• **RECORDS**:
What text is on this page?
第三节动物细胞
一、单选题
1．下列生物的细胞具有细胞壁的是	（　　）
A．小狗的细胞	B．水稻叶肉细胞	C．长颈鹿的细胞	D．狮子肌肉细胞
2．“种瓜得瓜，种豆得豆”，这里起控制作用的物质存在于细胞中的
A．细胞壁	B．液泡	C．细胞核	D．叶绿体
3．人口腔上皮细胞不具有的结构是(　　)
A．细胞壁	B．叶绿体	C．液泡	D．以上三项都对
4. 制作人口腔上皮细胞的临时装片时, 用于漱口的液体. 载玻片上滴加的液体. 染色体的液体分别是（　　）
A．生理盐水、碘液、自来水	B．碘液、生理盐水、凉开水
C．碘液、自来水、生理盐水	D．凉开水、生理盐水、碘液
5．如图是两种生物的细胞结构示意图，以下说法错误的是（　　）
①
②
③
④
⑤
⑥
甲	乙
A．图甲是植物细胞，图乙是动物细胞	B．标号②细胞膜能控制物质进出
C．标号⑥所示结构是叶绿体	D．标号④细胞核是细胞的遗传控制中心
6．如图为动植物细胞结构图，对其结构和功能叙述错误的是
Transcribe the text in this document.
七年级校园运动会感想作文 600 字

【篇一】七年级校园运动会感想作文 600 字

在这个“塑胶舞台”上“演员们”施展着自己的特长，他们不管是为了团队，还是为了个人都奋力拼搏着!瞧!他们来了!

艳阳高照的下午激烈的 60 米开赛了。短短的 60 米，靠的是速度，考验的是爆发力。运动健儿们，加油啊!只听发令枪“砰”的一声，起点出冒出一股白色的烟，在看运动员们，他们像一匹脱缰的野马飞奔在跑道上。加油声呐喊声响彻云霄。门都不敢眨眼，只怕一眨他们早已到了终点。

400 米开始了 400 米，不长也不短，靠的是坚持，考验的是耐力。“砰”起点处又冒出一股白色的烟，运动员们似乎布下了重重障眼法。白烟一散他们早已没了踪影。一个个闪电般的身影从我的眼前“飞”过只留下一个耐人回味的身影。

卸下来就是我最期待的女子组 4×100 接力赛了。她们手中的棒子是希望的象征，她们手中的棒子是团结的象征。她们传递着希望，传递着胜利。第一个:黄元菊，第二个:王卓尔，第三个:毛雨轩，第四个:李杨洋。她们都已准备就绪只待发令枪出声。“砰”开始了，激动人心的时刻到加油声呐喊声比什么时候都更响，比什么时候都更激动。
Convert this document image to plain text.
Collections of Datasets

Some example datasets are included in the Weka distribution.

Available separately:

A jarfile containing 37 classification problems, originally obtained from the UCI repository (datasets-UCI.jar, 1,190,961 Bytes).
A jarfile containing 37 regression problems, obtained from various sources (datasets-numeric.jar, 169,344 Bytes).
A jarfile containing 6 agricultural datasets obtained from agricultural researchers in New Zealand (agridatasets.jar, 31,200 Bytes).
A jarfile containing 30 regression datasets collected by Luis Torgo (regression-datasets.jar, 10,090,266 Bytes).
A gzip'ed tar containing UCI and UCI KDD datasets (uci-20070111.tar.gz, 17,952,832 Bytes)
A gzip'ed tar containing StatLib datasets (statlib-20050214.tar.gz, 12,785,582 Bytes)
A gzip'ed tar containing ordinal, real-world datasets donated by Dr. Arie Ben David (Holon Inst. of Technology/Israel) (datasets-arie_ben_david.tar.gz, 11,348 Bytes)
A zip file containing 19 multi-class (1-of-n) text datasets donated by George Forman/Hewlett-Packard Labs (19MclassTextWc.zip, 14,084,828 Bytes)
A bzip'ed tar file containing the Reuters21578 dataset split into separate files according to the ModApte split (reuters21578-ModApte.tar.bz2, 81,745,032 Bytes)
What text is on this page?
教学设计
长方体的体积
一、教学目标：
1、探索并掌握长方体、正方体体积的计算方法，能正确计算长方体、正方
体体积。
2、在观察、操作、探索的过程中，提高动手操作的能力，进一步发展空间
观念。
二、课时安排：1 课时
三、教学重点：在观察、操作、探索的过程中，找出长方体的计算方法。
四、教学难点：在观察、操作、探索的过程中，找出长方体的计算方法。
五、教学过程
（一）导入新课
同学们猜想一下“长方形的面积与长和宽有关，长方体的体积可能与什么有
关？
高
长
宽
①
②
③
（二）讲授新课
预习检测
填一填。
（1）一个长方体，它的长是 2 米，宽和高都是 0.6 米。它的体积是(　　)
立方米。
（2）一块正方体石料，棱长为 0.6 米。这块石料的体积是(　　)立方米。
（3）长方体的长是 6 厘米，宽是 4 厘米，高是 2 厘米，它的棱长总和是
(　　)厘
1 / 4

• **WHAT YOU HAVE TO DO**: Restate each entry exactly, skipping none.

• **SOLUTION BELOW**:
What text is on this page?
第三节动物细胞
一、单选题
1．下列生物的细胞具有细胞壁的是	（　　）
A．小狗的细胞	B．水稻叶肉细胞	C．长颈鹿的细胞	D．狮子肌肉细胞
2．“种瓜得瓜，种豆得豆”，这里起控制作用的物质存在于细胞中的
A．细胞壁	B．液泡	C．细胞核	D．叶绿体
3．人口腔上皮细胞不具有的结构是(　　)
A．细胞壁	B．叶绿体	C．液泡	D．以上三项都对
4. 制作人口腔上皮细胞的临时装片时, 用于漱口的液体. 载玻片上滴加的液体. 染色体的液体分别是（　　）
A．生理盐水、碘液、自来水	B．碘液、生理盐水、凉开水
C．碘液、自来水、生理盐水	D．凉开水、生理盐水、碘液
5．如图是两种生物的细胞结构示意图，以下说法错误的是（　　）
①
②
③
④
⑤
⑥
甲	乙
A．图甲是植物细胞，图乙是动物细胞	B．标号②细胞膜能控制物质进出
C．标号⑥所示结构是叶绿体	D．标号④细胞核是细胞的遗传控制中心
6．如图为动植物细胞结构图，对其结构和功能叙述错误的是
Transcribe the text in this document.
七年级校园运动会感想作文 600 字

【篇一】七年级校园运动会感想作文 600 字

在这个“塑胶舞台”上“演员们”施展着自己的特长，他们不管是为了团队，还是为了个人都奋力拼搏着!瞧!他们来了!

艳阳高照的下午激烈的 60 米开赛了。短短的 60 米，靠的是速度，考验的是爆发力。运动健儿们，加油啊!只听发令枪“砰”的一声，起点出冒出一股白色的烟，在看运动员们，他们像一匹脱缰的野马飞奔在跑道上。加油声呐喊声响彻云霄。门都不敢眨眼，只怕一眨他们早已到了终点。

400 米开始了 400 米，不长也不短，靠的是坚持，考验的是耐力。“砰”起点处又冒出一股白色的烟，运动员们似乎布下了重重障眼法。白烟一散他们早已没了踪影。一个个闪电般的身影从我的眼前“飞”过只留下一个耐人回味的身影。

卸下来就是我最期待的女子组 4×100 接力赛了。她们手中的棒子是希望的象征，她们手中的棒子是团结的象征。她们传递着希望，传递着胜利。第一个:黄元菊，第二个:王卓尔，第三个:毛雨轩，第四个:李杨洋。她们都已准备就绪只待发令枪出声。“砰”开始了，激动人心的时刻到加油声呐喊声比什么时候都更响，比什么时候都更激动。
Convert this document image to plain text.
Collections of Datasets

Some example datasets are included in the Weka distribution.

Available separately:

A jarfile containing 37 classification problems, originally obtained from the UCI repository (datasets-UCI.jar, 1,190,961 Bytes).
A jarfile containing 37 regression problems, obtained from various sources (datasets-numeric.jar, 169,344 Bytes).
A jarfile containing 6 agricultural datasets obtained from agricultural researchers in New Zealand (agridatasets.jar, 31,200 Bytes).
A jarfile containing 30 regression datasets collected by Luis Torgo (regression-datasets.jar, 10,090,266 Bytes).
A gzip'ed tar containing UCI and UCI KDD datasets (uci-20070111.tar.gz, 17,952,832 Bytes)
A gzip'ed tar containing StatLib datasets (statlib-20050214.tar.gz, 12,785,582 Bytes)
A gzip'ed tar containing ordinal, real-world datasets donated by Dr. Arie Ben David (Holon Inst. of Technology/Israel) (datasets-arie_ben_david.tar.gz, 11,348 Bytes)
A zip file containing 19 multi-class (1-of-n) text datasets donated by George Forman/Hewlett-Packard Labs (19MclassTextWc.zip, 14,084,828 Bytes)
A bzip'ed tar file containing the Reuters21578 dataset split into separate files according to the ModApte split (reuters21578-ModApte.tar.bz2, 81,745,032 Bytes)
What text is on this page?
教学设计
长方体的体积
一、教学目标：
1、探索并掌握长方体、正方体体积的计算方法，能正确计算长方体、正方
体体积。
2、在观察、操作、探索的过程中，提高动手操作的能力，进一步发展空间
观念。
二、课时安排：1 课时
三、教学重点：在观察、操作、探索的过程中，找出长方体的计算方法。
四、教学难点：在观察、操作、探索的过程中，找出长方体的计算方法。
五、教学过程
（一）导入新课
同学们猜想一下“长方形的面积与长和宽有关，长方体的体积可能与什么有
关？
高
长
宽
①
②
③
（二）讲授新课
预习检测
填一填。
（1）一个长方体，它的长是 2 米，宽和高都是 0.6 米。它的体积是(　　)
立方米。
（2）一块正方体石料，棱长为 0.6 米。这块石料的体积是(　　)立方米。
（3）长方体的长是 6 厘米，宽是 4 厘米，高是 2 厘米，它的棱长总和是
(　　)厘
1 / 4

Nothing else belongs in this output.